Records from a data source
start

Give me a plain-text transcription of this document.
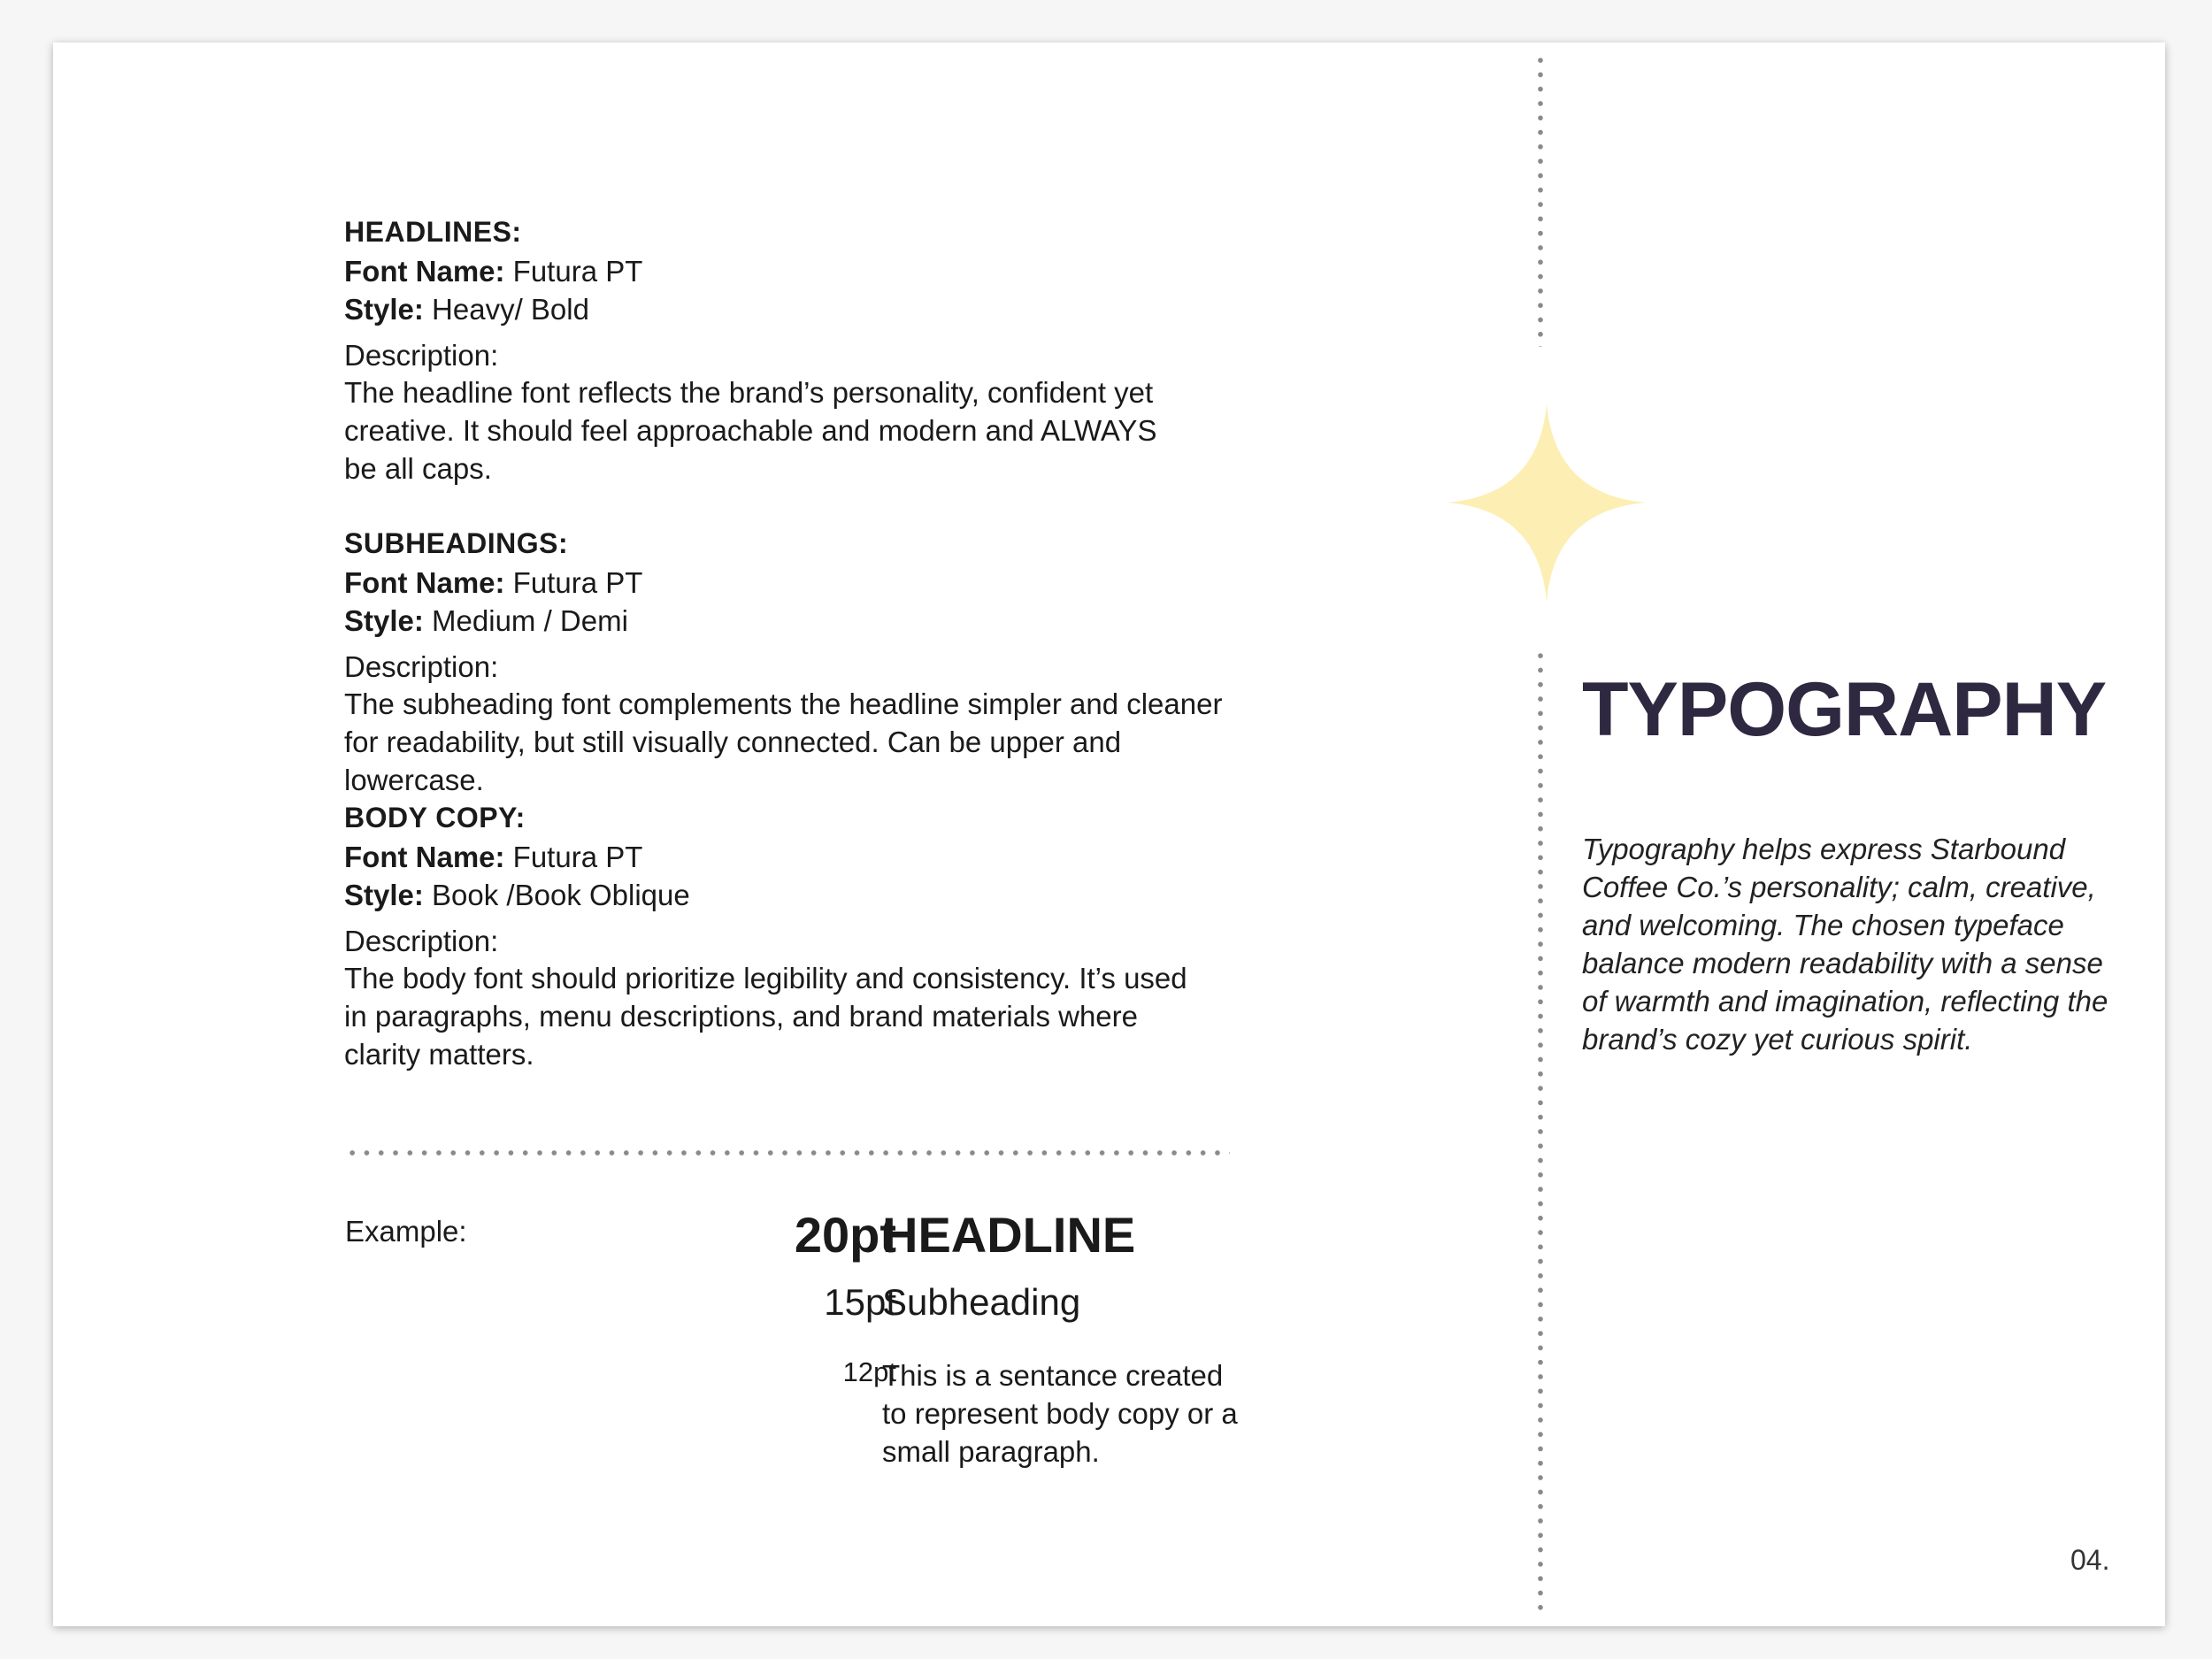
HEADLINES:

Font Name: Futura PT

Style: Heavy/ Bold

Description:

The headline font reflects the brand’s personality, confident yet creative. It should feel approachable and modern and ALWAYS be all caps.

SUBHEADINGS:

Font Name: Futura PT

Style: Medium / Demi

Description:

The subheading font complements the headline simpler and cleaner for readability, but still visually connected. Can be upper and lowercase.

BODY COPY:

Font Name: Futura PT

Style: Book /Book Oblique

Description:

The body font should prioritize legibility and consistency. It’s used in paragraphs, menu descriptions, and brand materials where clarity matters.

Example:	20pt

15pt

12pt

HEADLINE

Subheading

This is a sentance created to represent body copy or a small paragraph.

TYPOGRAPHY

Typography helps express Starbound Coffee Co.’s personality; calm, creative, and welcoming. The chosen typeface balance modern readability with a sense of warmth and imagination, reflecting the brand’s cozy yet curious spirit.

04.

end

Return the whole listing, word for word, and leave out every picture.

Give me a plain-text transcription of this document.
HEADLINES:

Font Name: Futura PT

Style: Heavy/ Bold

Description:

The headline font reflects the brand’s personality, confident yet creative. It should feel approachable and modern and ALWAYS be all caps.

SUBHEADINGS:

Font Name: Futura PT

Style: Medium / Demi

Description:

The subheading font complements the headline simpler and cleaner for readability, but still visually connected. Can be upper and lowercase.

BODY COPY:

Font Name: Futura PT

Style: Book /Book Oblique

Description:

The body font should prioritize legibility and consistency. It’s used in paragraphs, menu descriptions, and brand materials where clarity matters.

Example:	20pt

15pt

12pt

HEADLINE

Subheading

This is a sentance created to represent body copy or a small paragraph.

TYPOGRAPHY

Typography helps express Starbound Coffee Co.’s personality; calm, creative, and welcoming. The chosen typeface balance modern readability with a sense of warmth and imagination, reflecting the brand’s cozy yet curious spirit.

04.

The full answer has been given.